:: Task to complete ::
Keep the pictures out and restate every record exactly.

Records from a data collection
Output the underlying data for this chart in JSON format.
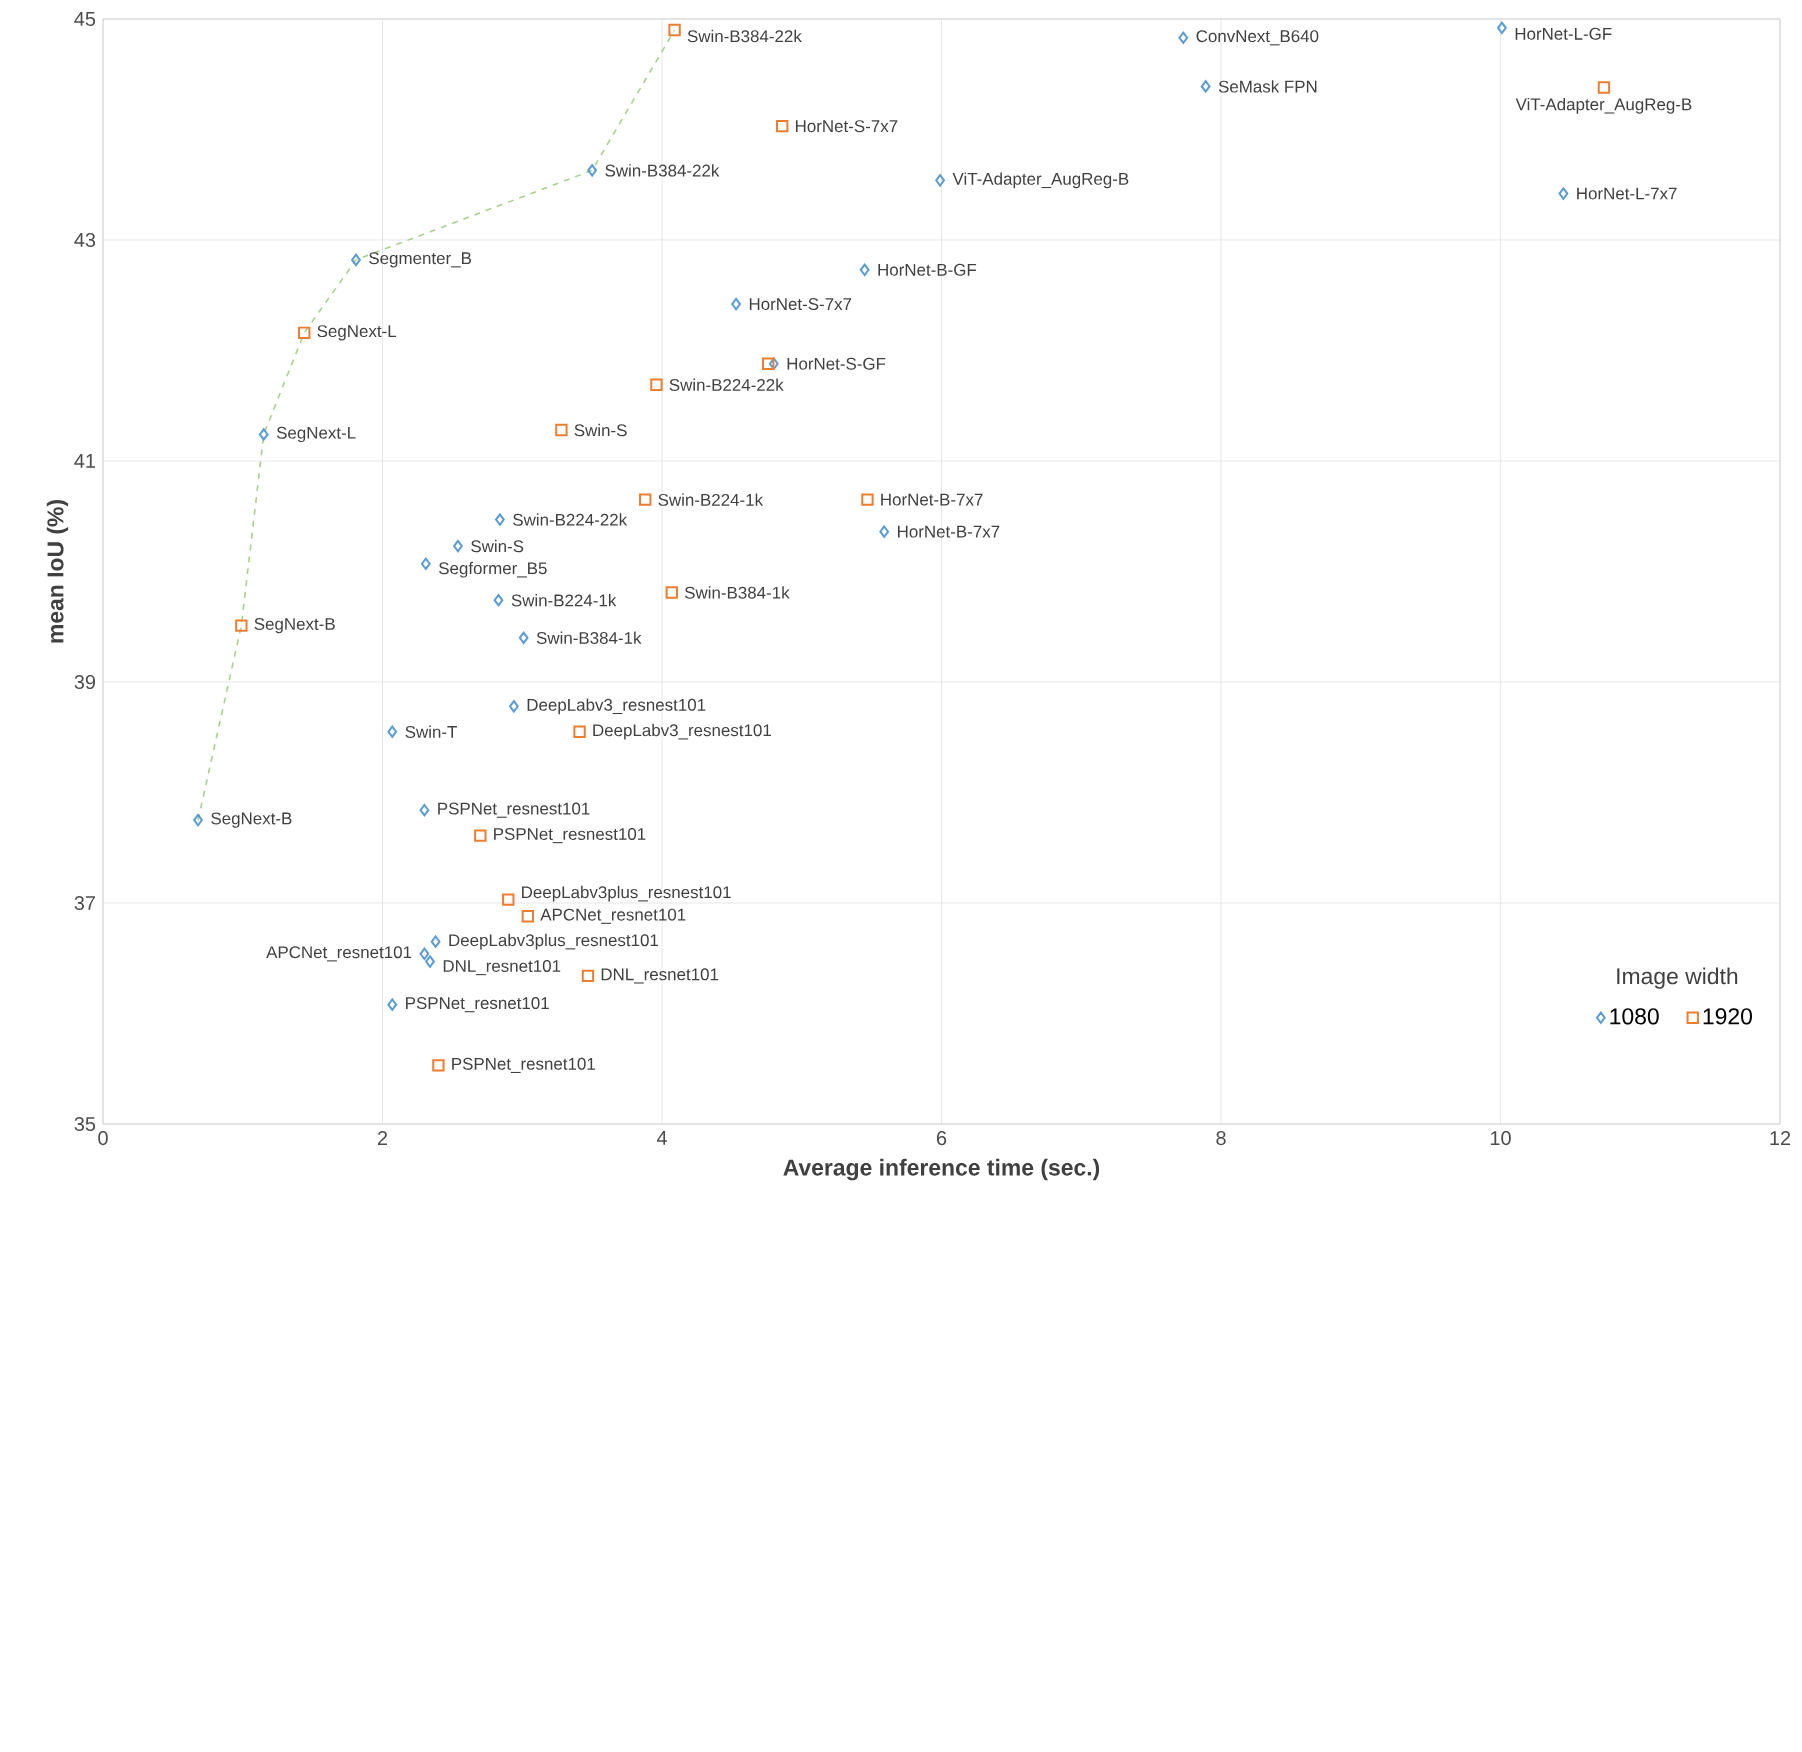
{
  "chart_data": {
    "type": "scatter",
    "xlabel": "Average inference time (sec.)",
    "ylabel": "mean IoU (%)",
    "xlim": [
      0,
      12
    ],
    "ylim": [
      35,
      45
    ],
    "xticks": [
      0,
      2,
      4,
      6,
      8,
      10,
      12
    ],
    "yticks": [
      35,
      37,
      39,
      41,
      43,
      45
    ],
    "grid": true,
    "legend": "bottom right",
    "legend_title": "Image width",
    "series": [
      {
        "name": "1080",
        "marker": "diamond",
        "color": "#5b9bd5",
        "x": [
          3.5,
          1.81,
          1.15,
          2.84,
          2.54,
          2.31,
          2.83,
          3.01,
          2.94,
          2.07,
          0.68,
          2.3,
          2.38,
          2.3,
          2.34,
          2.07,
          4.53,
          5.45,
          4.8,
          5.99,
          5.59,
          7.73,
          7.89,
          10.01,
          10.45
        ],
        "values": [
          43.63,
          42.82,
          41.24,
          40.47,
          40.23,
          40.07,
          39.74,
          39.4,
          38.78,
          38.55,
          37.75,
          37.84,
          36.65,
          36.54,
          36.47,
          36.08,
          42.42,
          42.73,
          41.88,
          43.54,
          40.36,
          44.83,
          44.39,
          44.92,
          43.42
        ]
      },
      {
        "name": "1920",
        "marker": "square",
        "color": "#ed7d31",
        "x": [
          4.09,
          4.86,
          1.44,
          3.96,
          4.76,
          3.28,
          3.88,
          5.47,
          4.07,
          0.99,
          3.41,
          2.7,
          2.9,
          3.04,
          3.47,
          2.4,
          10.74
        ],
        "values": [
          44.9,
          44.03,
          42.16,
          41.69,
          41.88,
          41.28,
          40.65,
          40.65,
          39.81,
          39.51,
          38.55,
          37.61,
          37.03,
          36.88,
          36.34,
          35.53,
          44.38
        ]
      },
      {
        "type": "line",
        "marker": "none",
        "line_style": "dashed",
        "color": "#a9d18e",
        "x": [
          0.68,
          0.99,
          1.15,
          1.44,
          1.81,
          3.5,
          4.09
        ],
        "values": [
          37.75,
          39.51,
          41.24,
          42.16,
          42.82,
          43.63,
          44.9
        ]
      }
    ],
    "annotations": [
      {
        "text": "Swin-B384-22k",
        "x": 3.5,
        "y": 43.63
      },
      {
        "text": "Segmenter_B",
        "x": 1.81,
        "y": 42.82
      },
      {
        "text": "SegNext-L",
        "x": 1.15,
        "y": 41.24
      },
      {
        "text": "Swin-B224-22k",
        "x": 2.84,
        "y": 40.47
      },
      {
        "text": "Swin-S",
        "x": 2.54,
        "y": 40.23
      },
      {
        "text": "Segformer_B5",
        "x": 2.31,
        "y": 40.07
      },
      {
        "text": "Swin-B224-1k",
        "x": 2.83,
        "y": 39.74
      },
      {
        "text": "Swin-B384-1k",
        "x": 3.01,
        "y": 39.4
      },
      {
        "text": "DeepLabv3_resnest101",
        "x": 2.94,
        "y": 38.78
      },
      {
        "text": "Swin-T",
        "x": 2.07,
        "y": 38.55
      },
      {
        "text": "SegNext-B",
        "x": 0.68,
        "y": 37.75
      },
      {
        "text": "PSPNet_resnest101",
        "x": 2.3,
        "y": 37.84
      },
      {
        "text": "DeepLabv3plus_resnest101",
        "x": 2.38,
        "y": 36.65
      },
      {
        "text": "APCNet_resnet101",
        "x": 2.3,
        "y": 36.54
      },
      {
        "text": "DNL_resnet101",
        "x": 2.34,
        "y": 36.47
      },
      {
        "text": "PSPNet_resnet101",
        "x": 2.07,
        "y": 36.08
      },
      {
        "text": "HorNet-S-7x7",
        "x": 4.53,
        "y": 42.42
      },
      {
        "text": "HorNet-B-GF",
        "x": 5.45,
        "y": 42.73
      },
      {
        "text": "HorNet-S-GF",
        "x": 4.8,
        "y": 41.88
      },
      {
        "text": "ViT-Adapter_AugReg-B",
        "x": 5.99,
        "y": 43.54
      },
      {
        "text": "HorNet-B-7x7",
        "x": 5.59,
        "y": 40.36
      },
      {
        "text": "ConvNext_B640",
        "x": 7.73,
        "y": 44.83
      },
      {
        "text": "SeMask FPN",
        "x": 7.89,
        "y": 44.39
      },
      {
        "text": "HorNet-L-GF",
        "x": 10.01,
        "y": 44.92
      },
      {
        "text": "HorNet-L-7x7",
        "x": 10.45,
        "y": 43.42
      },
      {
        "text": "Swin-B384-22k",
        "x": 4.09,
        "y": 44.9
      },
      {
        "text": "HorNet-S-7x7",
        "x": 4.86,
        "y": 44.03
      },
      {
        "text": "SegNext-L",
        "x": 1.44,
        "y": 42.16
      },
      {
        "text": "Swin-B224-22k",
        "x": 3.96,
        "y": 41.69
      },
      {
        "text": "Swin-S",
        "x": 3.28,
        "y": 41.28
      },
      {
        "text": "Swin-B224-1k",
        "x": 3.88,
        "y": 40.65
      },
      {
        "text": "HorNet-B-7x7",
        "x": 5.47,
        "y": 40.65
      },
      {
        "text": "Swin-B384-1k",
        "x": 4.07,
        "y": 39.81
      },
      {
        "text": "SegNext-B",
        "x": 0.99,
        "y": 39.51
      },
      {
        "text": "DeepLabv3_resnest101",
        "x": 3.41,
        "y": 38.55
      },
      {
        "text": "PSPNet_resnest101",
        "x": 2.7,
        "y": 37.61
      },
      {
        "text": "DeepLabv3plus_resnest101",
        "x": 2.9,
        "y": 37.03
      },
      {
        "text": "APCNet_resnet101",
        "x": 3.04,
        "y": 36.88
      },
      {
        "text": "DNL_resnet101",
        "x": 3.47,
        "y": 36.34
      },
      {
        "text": "PSPNet_resnet101",
        "x": 2.4,
        "y": 35.53
      },
      {
        "text": "ViT-Adapter_AugReg-B",
        "x": 10.74,
        "y": 44.38
      }
    ]
  }
}
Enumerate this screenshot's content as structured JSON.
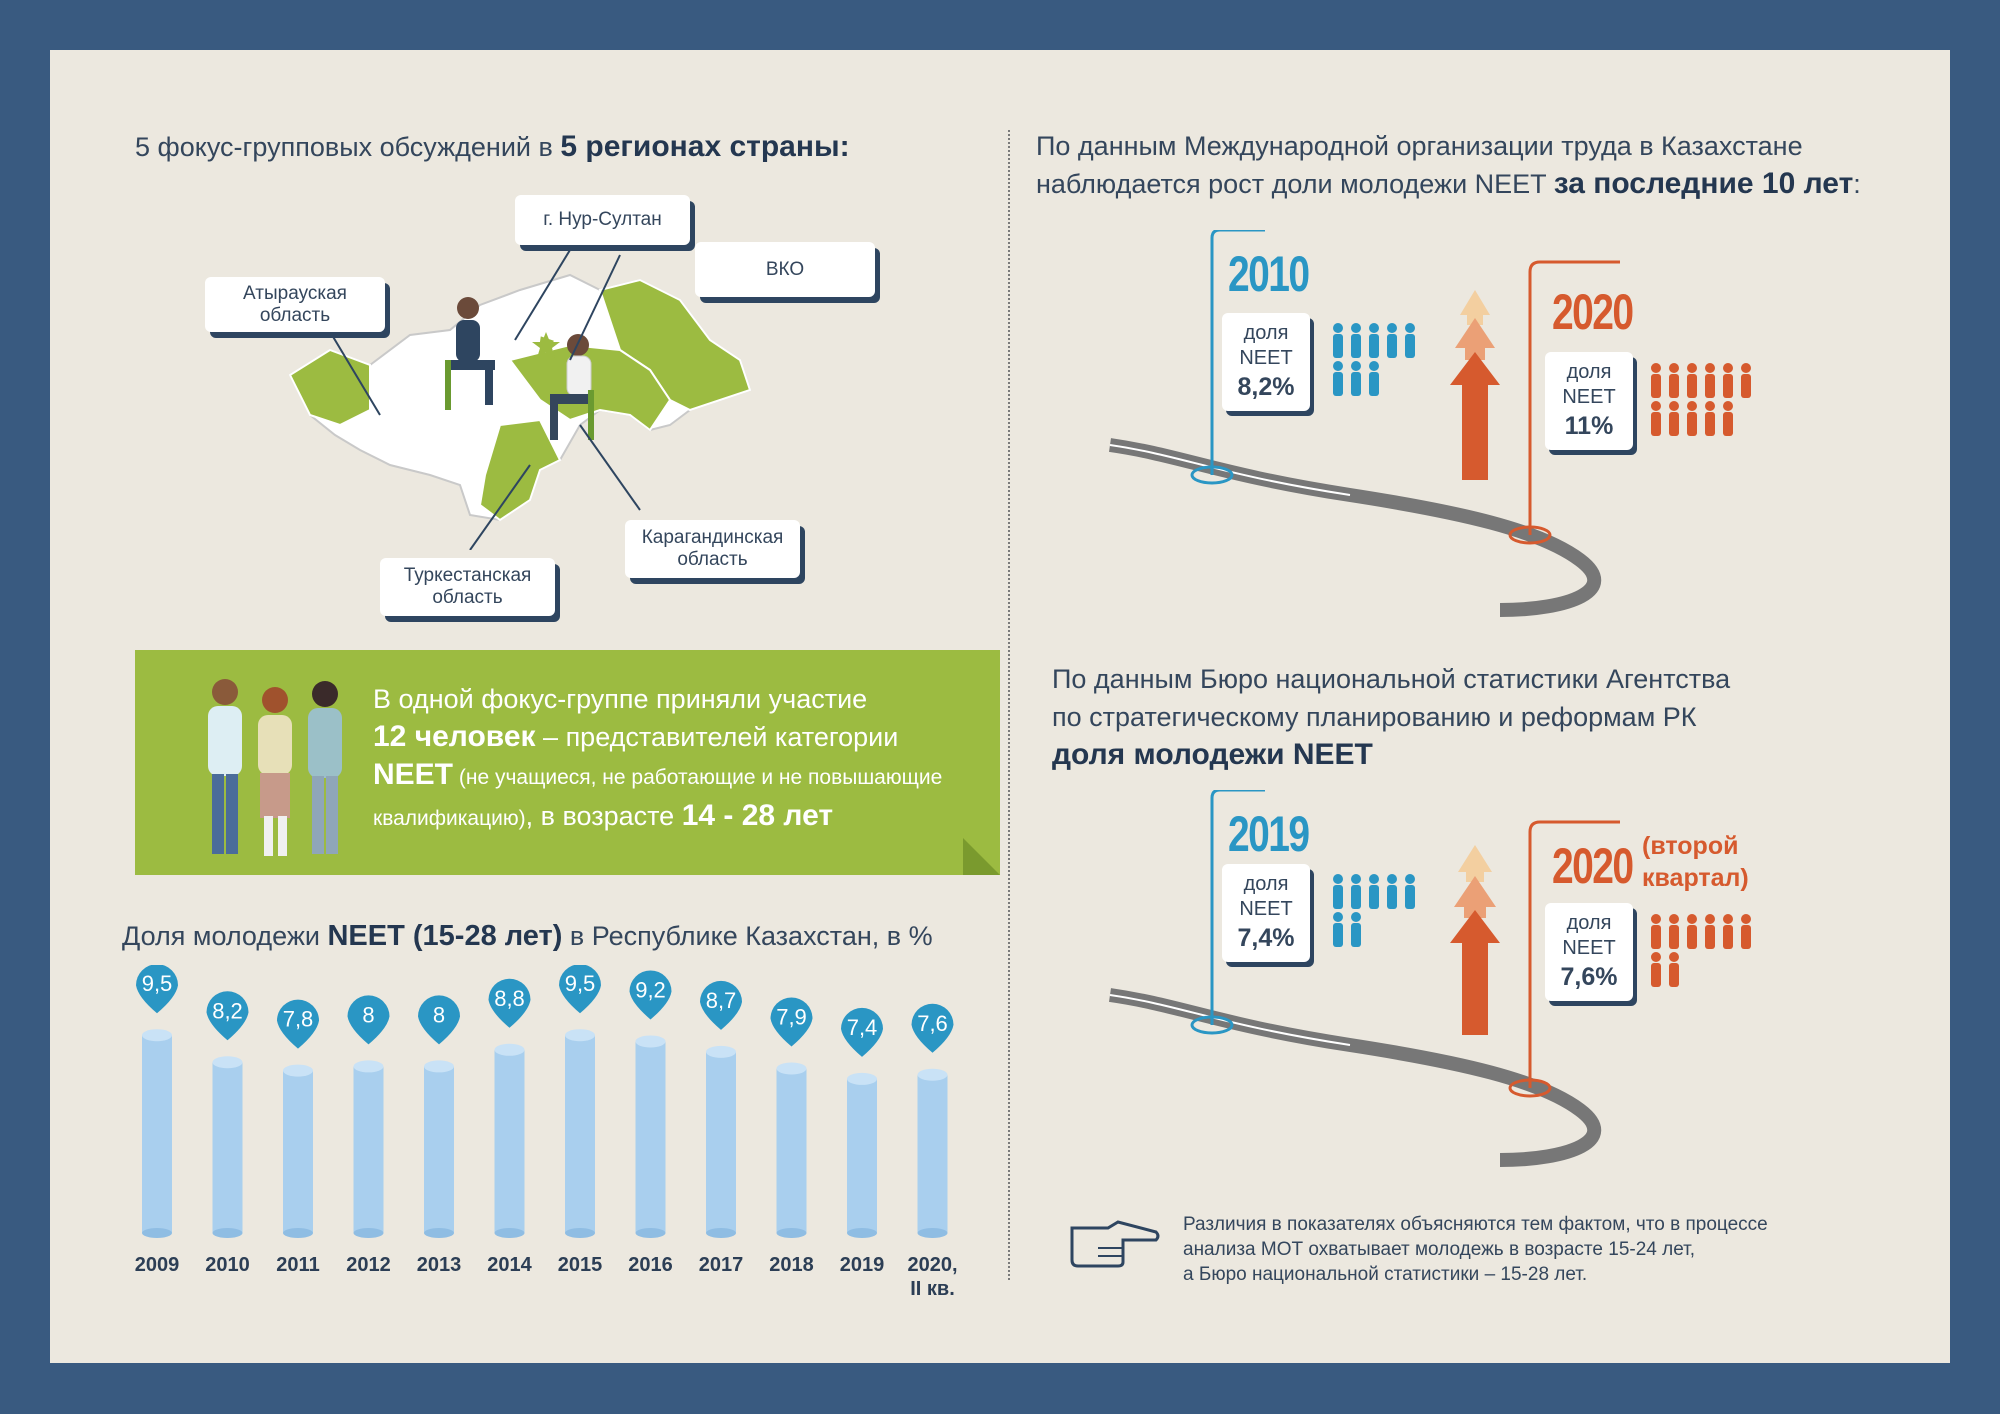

:: Solution to the problem ::
Output the underlying data for this chart in JSON format.
{
  "chart_data": {
    "type": "scatter",
    "xlabel": "Average inference time (sec.)",
    "ylabel": "mean IoU (%)",
    "xlim": [
      0,
      12
    ],
    "ylim": [
      35,
      45
    ],
    "xticks": [
      0,
      2,
      4,
      6,
      8,
      10,
      12
    ],
    "yticks": [
      35,
      37,
      39,
      41,
      43,
      45
    ],
    "grid": true,
    "legend": "bottom right",
    "legend_title": "Image width",
    "series": [
      {
        "name": "1080",
        "marker": "diamond",
        "color": "#5b9bd5",
        "x": [
          3.5,
          1.81,
          1.15,
          2.84,
          2.54,
          2.31,
          2.83,
          3.01,
          2.94,
          2.07,
          0.68,
          2.3,
          2.38,
          2.3,
          2.34,
          2.07,
          4.53,
          5.45,
          4.8,
          5.99,
          5.59,
          7.73,
          7.89,
          10.01,
          10.45
        ],
        "values": [
          43.63,
          42.82,
          41.24,
          40.47,
          40.23,
          40.07,
          39.74,
          39.4,
          38.78,
          38.55,
          37.75,
          37.84,
          36.65,
          36.54,
          36.47,
          36.08,
          42.42,
          42.73,
          41.88,
          43.54,
          40.36,
          44.83,
          44.39,
          44.92,
          43.42
        ]
      },
      {
        "name": "1920",
        "marker": "square",
        "color": "#ed7d31",
        "x": [
          4.09,
          4.86,
          1.44,
          3.96,
          4.76,
          3.28,
          3.88,
          5.47,
          4.07,
          0.99,
          3.41,
          2.7,
          2.9,
          3.04,
          3.47,
          2.4,
          10.74
        ],
        "values": [
          44.9,
          44.03,
          42.16,
          41.69,
          41.88,
          41.28,
          40.65,
          40.65,
          39.81,
          39.51,
          38.55,
          37.61,
          37.03,
          36.88,
          36.34,
          35.53,
          44.38
        ]
      },
      {
        "type": "line",
        "marker": "none",
        "line_style": "dashed",
        "color": "#a9d18e",
        "x": [
          0.68,
          0.99,
          1.15,
          1.44,
          1.81,
          3.5,
          4.09
        ],
        "values": [
          37.75,
          39.51,
          41.24,
          42.16,
          42.82,
          43.63,
          44.9
        ]
      }
    ],
    "annotations": [
      {
        "text": "Swin-B384-22k",
        "x": 3.5,
        "y": 43.63
      },
      {
        "text": "Segmenter_B",
        "x": 1.81,
        "y": 42.82
      },
      {
        "text": "SegNext-L",
        "x": 1.15,
        "y": 41.24
      },
      {
        "text": "Swin-B224-22k",
        "x": 2.84,
        "y": 40.47
      },
      {
        "text": "Swin-S",
        "x": 2.54,
        "y": 40.23
      },
      {
        "text": "Segformer_B5",
        "x": 2.31,
        "y": 40.07
      },
      {
        "text": "Swin-B224-1k",
        "x": 2.83,
        "y": 39.74
      },
      {
        "text": "Swin-B384-1k",
        "x": 3.01,
        "y": 39.4
      },
      {
        "text": "DeepLabv3_resnest101",
        "x": 2.94,
        "y": 38.78
      },
      {
        "text": "Swin-T",
        "x": 2.07,
        "y": 38.55
      },
      {
        "text": "SegNext-B",
        "x": 0.68,
        "y": 37.75
      },
      {
        "text": "PSPNet_resnest101",
        "x": 2.3,
        "y": 37.84
      },
      {
        "text": "DeepLabv3plus_resnest101",
        "x": 2.38,
        "y": 36.65
      },
      {
        "text": "APCNet_resnet101",
        "x": 2.3,
        "y": 36.54
      },
      {
        "text": "DNL_resnet101",
        "x": 2.34,
        "y": 36.47
      },
      {
        "text": "PSPNet_resnet101",
        "x": 2.07,
        "y": 36.08
      },
      {
        "text": "HorNet-S-7x7",
        "x": 4.53,
        "y": 42.42
      },
      {
        "text": "HorNet-B-GF",
        "x": 5.45,
        "y": 42.73
      },
      {
        "text": "HorNet-S-GF",
        "x": 4.8,
        "y": 41.88
      },
      {
        "text": "ViT-Adapter_AugReg-B",
        "x": 5.99,
        "y": 43.54
      },
      {
        "text": "HorNet-B-7x7",
        "x": 5.59,
        "y": 40.36
      },
      {
        "text": "ConvNext_B640",
        "x": 7.73,
        "y": 44.83
      },
      {
        "text": "SeMask FPN",
        "x": 7.89,
        "y": 44.39
      },
      {
        "text": "HorNet-L-GF",
        "x": 10.01,
        "y": 44.92
      },
      {
        "text": "HorNet-L-7x7",
        "x": 10.45,
        "y": 43.42
      },
      {
        "text": "Swin-B384-22k",
        "x": 4.09,
        "y": 44.9
      },
      {
        "text": "HorNet-S-7x7",
        "x": 4.86,
        "y": 44.03
      },
      {
        "text": "SegNext-L",
        "x": 1.44,
        "y": 42.16
      },
      {
        "text": "Swin-B224-22k",
        "x": 3.96,
        "y": 41.69
      },
      {
        "text": "Swin-S",
        "x": 3.28,
        "y": 41.28
      },
      {
        "text": "Swin-B224-1k",
        "x": 3.88,
        "y": 40.65
      },
      {
        "text": "HorNet-B-7x7",
        "x": 5.47,
        "y": 40.65
      },
      {
        "text": "Swin-B384-1k",
        "x": 4.07,
        "y": 39.81
      },
      {
        "text": "SegNext-B",
        "x": 0.99,
        "y": 39.51
      },
      {
        "text": "DeepLabv3_resnest101",
        "x": 3.41,
        "y": 38.55
      },
      {
        "text": "PSPNet_resnest101",
        "x": 2.7,
        "y": 37.61
      },
      {
        "text": "DeepLabv3plus_resnest101",
        "x": 2.9,
        "y": 37.03
      },
      {
        "text": "APCNet_resnet101",
        "x": 3.04,
        "y": 36.88
      },
      {
        "text": "DNL_resnet101",
        "x": 3.47,
        "y": 36.34
      },
      {
        "text": "PSPNet_resnet101",
        "x": 2.4,
        "y": 35.53
      },
      {
        "text": "ViT-Adapter_AugReg-B",
        "x": 10.74,
        "y": 44.38
      }
    ]
  }
}
Enumerate this screenshot's content as structured JSON.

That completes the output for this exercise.